• What to work on
#1 In the article on E15 gas, what other name is given for E15?
#2 Reproduce the E15 article verbatim from "Most gas sold" to "10-cents a gallon.".
-------- Document --------
(WXYZ) — Michigan grows a lot of corn. And that's why farmers are "cautiously optimistic" about the recent White House announcement that the U.S. Environmental Protection Agency (EPA) is going to allow for the use of E15 gas during the summer months.
E15 is considered safe to use in passenger vehicles manufactured in 2001 and beyond, but it is banned for use during summer months because of concerns that it adds to smog.
Most gas sold in America is E10, a gasoline blend with up to 10-percent corn-based ethanol.
E15 gas, also known as unleaded 88, is produced with more corn to make the product 15-percent ethanol.
The EPA's emergency waiver to allow for the year-round sale of E15 is aimed at bringing the cost of fuel down by an estimated 10-cents a gallon.
The Michigan Farm Bureau points out that in some areas, E15 has sold for as much as 70-80 cents less per gallon.
Jane McCurry from Clean Fuels Michigan said they support any solution that would reduce gasoline and diesel use.
-------- Recorded information --------
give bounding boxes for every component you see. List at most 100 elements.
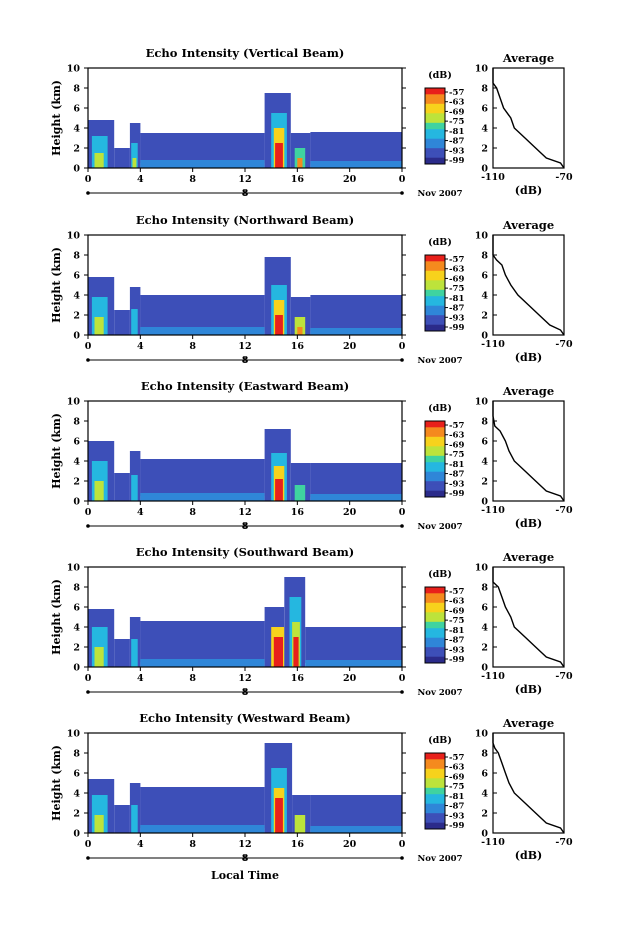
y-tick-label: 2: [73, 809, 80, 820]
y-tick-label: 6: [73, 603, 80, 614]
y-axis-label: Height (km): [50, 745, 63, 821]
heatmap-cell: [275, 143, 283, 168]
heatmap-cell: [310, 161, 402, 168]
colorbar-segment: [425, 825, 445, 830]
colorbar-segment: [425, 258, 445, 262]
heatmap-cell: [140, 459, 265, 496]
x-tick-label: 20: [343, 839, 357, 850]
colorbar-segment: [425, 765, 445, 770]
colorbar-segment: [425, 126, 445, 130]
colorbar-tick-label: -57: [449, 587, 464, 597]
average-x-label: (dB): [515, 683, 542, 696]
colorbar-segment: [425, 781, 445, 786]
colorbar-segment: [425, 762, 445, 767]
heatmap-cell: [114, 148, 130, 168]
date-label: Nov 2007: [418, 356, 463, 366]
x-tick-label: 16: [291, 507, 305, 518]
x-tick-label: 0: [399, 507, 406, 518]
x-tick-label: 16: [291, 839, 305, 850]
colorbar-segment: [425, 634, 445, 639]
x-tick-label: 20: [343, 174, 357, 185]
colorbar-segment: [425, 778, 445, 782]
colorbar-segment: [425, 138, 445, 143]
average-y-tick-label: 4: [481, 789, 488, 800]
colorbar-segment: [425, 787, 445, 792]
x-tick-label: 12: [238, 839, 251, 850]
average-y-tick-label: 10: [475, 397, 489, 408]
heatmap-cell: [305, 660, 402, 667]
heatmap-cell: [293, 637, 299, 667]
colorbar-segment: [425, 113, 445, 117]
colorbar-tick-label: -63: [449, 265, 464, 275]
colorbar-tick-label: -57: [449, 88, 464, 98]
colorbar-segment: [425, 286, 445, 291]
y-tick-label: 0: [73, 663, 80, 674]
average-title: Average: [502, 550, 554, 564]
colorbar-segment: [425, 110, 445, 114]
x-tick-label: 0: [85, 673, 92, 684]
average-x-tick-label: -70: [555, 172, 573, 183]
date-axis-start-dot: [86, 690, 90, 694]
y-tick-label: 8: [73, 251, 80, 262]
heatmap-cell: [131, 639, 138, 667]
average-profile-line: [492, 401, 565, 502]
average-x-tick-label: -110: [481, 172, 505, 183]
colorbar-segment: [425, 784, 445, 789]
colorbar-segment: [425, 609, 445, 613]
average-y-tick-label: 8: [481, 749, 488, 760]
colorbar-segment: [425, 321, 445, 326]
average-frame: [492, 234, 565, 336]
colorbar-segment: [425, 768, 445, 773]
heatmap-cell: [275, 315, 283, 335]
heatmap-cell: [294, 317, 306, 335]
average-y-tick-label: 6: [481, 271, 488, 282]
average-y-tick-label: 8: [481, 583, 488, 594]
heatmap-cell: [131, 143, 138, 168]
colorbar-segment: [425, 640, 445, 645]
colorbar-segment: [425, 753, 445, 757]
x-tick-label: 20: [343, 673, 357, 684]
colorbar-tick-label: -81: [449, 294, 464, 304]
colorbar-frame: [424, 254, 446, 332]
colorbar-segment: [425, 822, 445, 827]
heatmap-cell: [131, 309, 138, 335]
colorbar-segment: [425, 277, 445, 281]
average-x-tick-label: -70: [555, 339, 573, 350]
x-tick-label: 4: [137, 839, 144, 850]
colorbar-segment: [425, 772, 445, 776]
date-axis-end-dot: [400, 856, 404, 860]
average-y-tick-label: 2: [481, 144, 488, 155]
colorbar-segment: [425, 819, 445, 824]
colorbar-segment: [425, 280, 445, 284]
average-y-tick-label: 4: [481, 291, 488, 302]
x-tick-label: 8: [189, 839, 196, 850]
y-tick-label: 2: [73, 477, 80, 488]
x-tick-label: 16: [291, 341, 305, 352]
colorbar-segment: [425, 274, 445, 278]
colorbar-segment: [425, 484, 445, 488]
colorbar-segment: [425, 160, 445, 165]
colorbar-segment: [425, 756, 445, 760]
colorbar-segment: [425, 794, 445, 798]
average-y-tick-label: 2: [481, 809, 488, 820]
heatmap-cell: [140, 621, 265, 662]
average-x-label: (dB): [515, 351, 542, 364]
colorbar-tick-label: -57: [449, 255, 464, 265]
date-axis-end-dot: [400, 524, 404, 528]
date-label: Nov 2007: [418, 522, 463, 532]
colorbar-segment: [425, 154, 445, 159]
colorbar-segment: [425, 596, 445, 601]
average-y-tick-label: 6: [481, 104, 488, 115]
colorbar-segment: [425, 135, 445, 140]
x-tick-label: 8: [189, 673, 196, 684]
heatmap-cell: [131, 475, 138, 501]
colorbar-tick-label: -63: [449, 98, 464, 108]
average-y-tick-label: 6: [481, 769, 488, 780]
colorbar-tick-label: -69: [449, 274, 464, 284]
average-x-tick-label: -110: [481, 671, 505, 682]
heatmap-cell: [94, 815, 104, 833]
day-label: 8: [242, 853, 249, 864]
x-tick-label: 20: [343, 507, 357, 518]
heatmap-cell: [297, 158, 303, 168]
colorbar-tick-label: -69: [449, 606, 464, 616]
--------
-------- Recorded information --------
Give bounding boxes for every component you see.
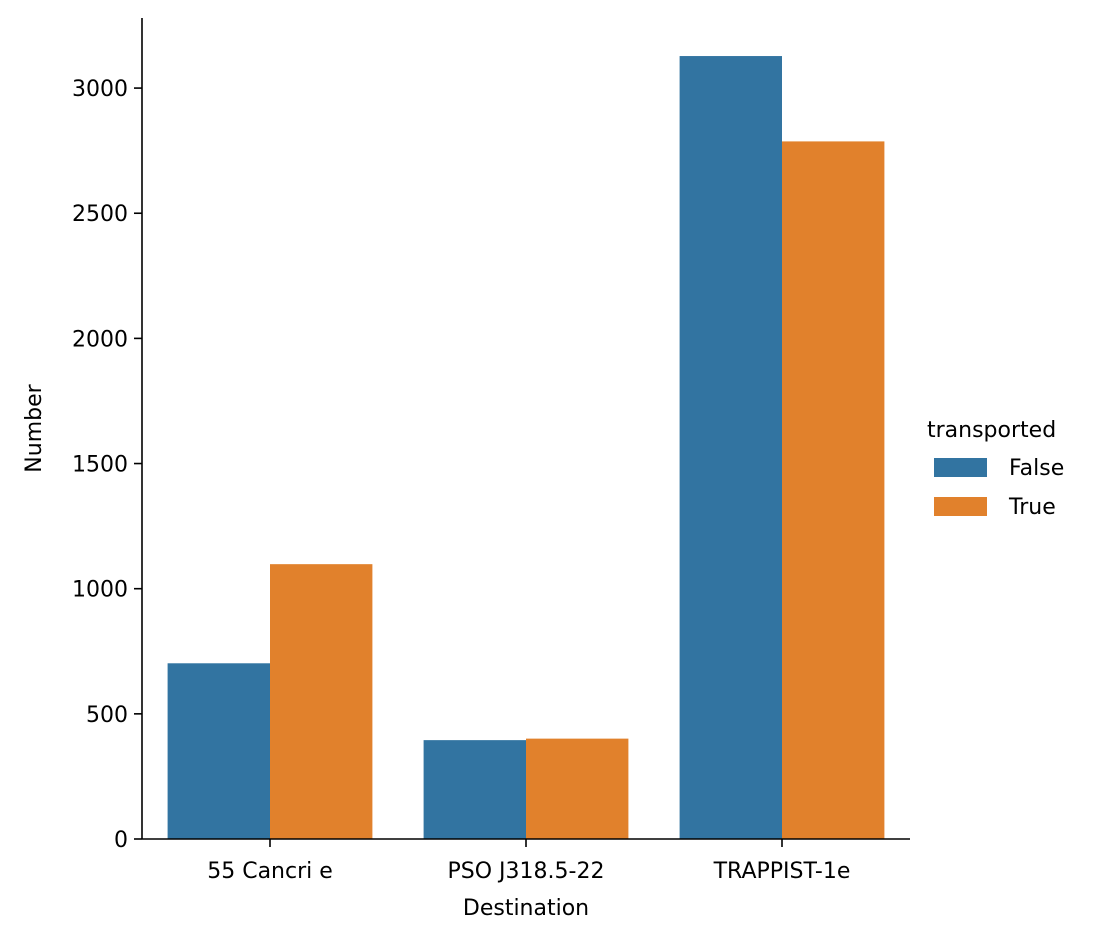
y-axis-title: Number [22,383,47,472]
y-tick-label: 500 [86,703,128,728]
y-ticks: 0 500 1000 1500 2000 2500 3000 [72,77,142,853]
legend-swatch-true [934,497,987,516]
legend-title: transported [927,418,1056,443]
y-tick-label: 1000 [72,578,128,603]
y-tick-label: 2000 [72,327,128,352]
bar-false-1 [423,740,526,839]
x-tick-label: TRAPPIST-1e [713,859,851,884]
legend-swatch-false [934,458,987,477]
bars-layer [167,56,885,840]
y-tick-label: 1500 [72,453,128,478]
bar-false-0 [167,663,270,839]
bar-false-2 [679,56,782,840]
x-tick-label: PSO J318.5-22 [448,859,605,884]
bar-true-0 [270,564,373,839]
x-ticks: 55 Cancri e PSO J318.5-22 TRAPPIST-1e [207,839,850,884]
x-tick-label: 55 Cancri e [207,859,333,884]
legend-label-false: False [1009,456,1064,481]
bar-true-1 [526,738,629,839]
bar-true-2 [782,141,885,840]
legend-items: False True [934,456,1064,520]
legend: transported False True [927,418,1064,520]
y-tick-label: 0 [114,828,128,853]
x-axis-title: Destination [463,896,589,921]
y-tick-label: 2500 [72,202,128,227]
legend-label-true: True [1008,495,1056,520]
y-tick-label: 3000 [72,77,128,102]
--------
• Answers for the exercise
#1 Unleaded 88.

#2
Most gas sold in America is E10, a gasoline blend with up to 10-percent corn-based ethanol.
E15 gas, also known as unleaded 88, is produced with more corn to make the product 15-percent ethanol.
The EPA's emergency waiver to allow for the year-round sale of E15 is aimed at bringing the cost of fuel down by an estimated 10-cents a gallon.